• [Exercise brief]: Copy the lines word for word, starting at the beginning of the records and ending with the line that contains "- menu-item-pontos-de-descarte[interactable]: PONTOS", including that line.

Records from a data source
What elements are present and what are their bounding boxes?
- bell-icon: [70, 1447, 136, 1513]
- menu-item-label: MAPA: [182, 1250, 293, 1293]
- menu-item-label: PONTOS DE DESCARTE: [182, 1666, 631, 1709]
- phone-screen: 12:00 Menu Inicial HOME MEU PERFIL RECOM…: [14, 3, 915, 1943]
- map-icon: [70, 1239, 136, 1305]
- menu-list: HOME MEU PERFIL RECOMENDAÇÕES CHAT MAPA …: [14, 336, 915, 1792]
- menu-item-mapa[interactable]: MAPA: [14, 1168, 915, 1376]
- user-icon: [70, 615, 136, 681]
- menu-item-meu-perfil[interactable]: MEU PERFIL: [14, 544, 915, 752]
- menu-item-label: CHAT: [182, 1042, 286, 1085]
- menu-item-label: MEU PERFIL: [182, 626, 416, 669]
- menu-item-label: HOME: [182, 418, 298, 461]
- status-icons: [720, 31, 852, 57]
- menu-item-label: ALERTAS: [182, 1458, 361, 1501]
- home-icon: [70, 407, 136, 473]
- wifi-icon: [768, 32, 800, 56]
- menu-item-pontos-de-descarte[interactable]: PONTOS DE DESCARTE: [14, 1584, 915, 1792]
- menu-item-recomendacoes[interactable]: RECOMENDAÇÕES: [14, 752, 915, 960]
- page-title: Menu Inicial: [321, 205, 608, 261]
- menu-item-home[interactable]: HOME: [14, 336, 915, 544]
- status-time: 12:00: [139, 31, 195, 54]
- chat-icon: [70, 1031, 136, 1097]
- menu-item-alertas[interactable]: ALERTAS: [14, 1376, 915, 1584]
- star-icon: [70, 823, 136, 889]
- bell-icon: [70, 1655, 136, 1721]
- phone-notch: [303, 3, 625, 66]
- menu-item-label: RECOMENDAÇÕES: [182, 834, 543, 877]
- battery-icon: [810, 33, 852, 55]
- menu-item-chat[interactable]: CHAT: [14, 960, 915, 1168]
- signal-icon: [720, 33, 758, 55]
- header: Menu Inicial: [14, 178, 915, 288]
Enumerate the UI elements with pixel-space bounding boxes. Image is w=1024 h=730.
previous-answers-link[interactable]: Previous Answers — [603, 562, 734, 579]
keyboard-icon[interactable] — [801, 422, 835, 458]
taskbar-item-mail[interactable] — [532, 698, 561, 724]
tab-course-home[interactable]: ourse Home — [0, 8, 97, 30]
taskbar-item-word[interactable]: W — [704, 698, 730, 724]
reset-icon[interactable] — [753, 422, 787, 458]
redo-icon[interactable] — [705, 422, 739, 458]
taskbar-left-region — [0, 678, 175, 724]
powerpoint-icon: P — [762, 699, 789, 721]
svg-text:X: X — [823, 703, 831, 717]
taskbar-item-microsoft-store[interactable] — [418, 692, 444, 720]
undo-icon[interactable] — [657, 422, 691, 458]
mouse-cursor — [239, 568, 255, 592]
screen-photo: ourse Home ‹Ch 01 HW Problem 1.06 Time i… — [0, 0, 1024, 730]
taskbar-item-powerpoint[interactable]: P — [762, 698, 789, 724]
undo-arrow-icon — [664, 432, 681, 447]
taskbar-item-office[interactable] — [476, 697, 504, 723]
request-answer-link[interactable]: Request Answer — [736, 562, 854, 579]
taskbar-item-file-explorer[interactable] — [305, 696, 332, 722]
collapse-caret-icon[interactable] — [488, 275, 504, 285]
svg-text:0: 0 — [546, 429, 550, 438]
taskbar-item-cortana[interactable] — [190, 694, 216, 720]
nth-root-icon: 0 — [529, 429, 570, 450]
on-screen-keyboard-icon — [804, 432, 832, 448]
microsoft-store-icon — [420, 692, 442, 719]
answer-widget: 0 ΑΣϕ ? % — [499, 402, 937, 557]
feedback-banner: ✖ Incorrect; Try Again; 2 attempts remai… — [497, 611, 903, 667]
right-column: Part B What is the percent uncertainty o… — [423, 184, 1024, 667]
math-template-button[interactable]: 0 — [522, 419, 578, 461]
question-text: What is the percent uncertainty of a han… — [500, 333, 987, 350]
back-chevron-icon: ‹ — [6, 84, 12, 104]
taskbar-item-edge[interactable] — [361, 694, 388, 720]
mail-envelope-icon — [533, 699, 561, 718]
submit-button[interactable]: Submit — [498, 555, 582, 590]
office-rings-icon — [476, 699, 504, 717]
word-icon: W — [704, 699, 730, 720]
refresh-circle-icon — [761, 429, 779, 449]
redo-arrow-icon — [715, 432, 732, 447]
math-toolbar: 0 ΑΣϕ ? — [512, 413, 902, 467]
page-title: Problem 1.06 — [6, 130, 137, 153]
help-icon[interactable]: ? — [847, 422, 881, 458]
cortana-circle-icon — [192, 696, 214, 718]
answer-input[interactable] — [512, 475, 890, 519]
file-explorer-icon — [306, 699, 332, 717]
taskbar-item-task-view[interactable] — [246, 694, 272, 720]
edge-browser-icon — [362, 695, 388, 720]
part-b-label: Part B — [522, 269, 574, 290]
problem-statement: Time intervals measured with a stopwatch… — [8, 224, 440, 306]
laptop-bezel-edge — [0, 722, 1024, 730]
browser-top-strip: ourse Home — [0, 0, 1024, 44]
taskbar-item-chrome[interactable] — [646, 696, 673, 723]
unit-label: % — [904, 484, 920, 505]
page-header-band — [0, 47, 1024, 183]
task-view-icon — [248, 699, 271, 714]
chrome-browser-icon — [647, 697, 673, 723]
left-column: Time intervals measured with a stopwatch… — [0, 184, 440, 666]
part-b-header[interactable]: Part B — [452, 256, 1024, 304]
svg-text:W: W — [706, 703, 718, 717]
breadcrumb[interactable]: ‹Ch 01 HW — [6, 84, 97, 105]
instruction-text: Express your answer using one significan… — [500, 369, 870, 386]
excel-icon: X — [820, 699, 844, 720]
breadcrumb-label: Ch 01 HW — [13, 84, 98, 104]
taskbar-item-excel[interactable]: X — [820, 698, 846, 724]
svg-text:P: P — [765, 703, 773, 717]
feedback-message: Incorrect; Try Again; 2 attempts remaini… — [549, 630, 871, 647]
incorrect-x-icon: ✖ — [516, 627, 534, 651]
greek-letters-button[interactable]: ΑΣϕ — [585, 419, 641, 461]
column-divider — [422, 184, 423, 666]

• [Exercise output]:
What elements are present and what are their bounding boxes?
- bell-icon: [70, 1447, 136, 1513]
- menu-item-label: MAPA: [182, 1250, 293, 1293]
- menu-item-label: PONTOS DE DESCARTE: [182, 1666, 631, 1709]
- phone-screen: 12:00 Menu Inicial HOME MEU PERFIL RECOM…: [14, 3, 915, 1943]
- map-icon: [70, 1239, 136, 1305]
- menu-list: HOME MEU PERFIL RECOMENDAÇÕES CHAT MAPA …: [14, 336, 915, 1792]
- menu-item-mapa[interactable]: MAPA: [14, 1168, 915, 1376]
- user-icon: [70, 615, 136, 681]
- menu-item-meu-perfil[interactable]: MEU PERFIL: [14, 544, 915, 752]
- menu-item-label: CHAT: [182, 1042, 286, 1085]
- menu-item-label: MEU PERFIL: [182, 626, 416, 669]
- menu-item-label: HOME: [182, 418, 298, 461]
- status-icons: [720, 31, 852, 57]
- menu-item-label: ALERTAS: [182, 1458, 361, 1501]
- home-icon: [70, 407, 136, 473]
- wifi-icon: [768, 32, 800, 56]
- menu-item-pontos-de-descarte[interactable]: PONTOS DE DESCARTE: [14, 1584, 915, 1792]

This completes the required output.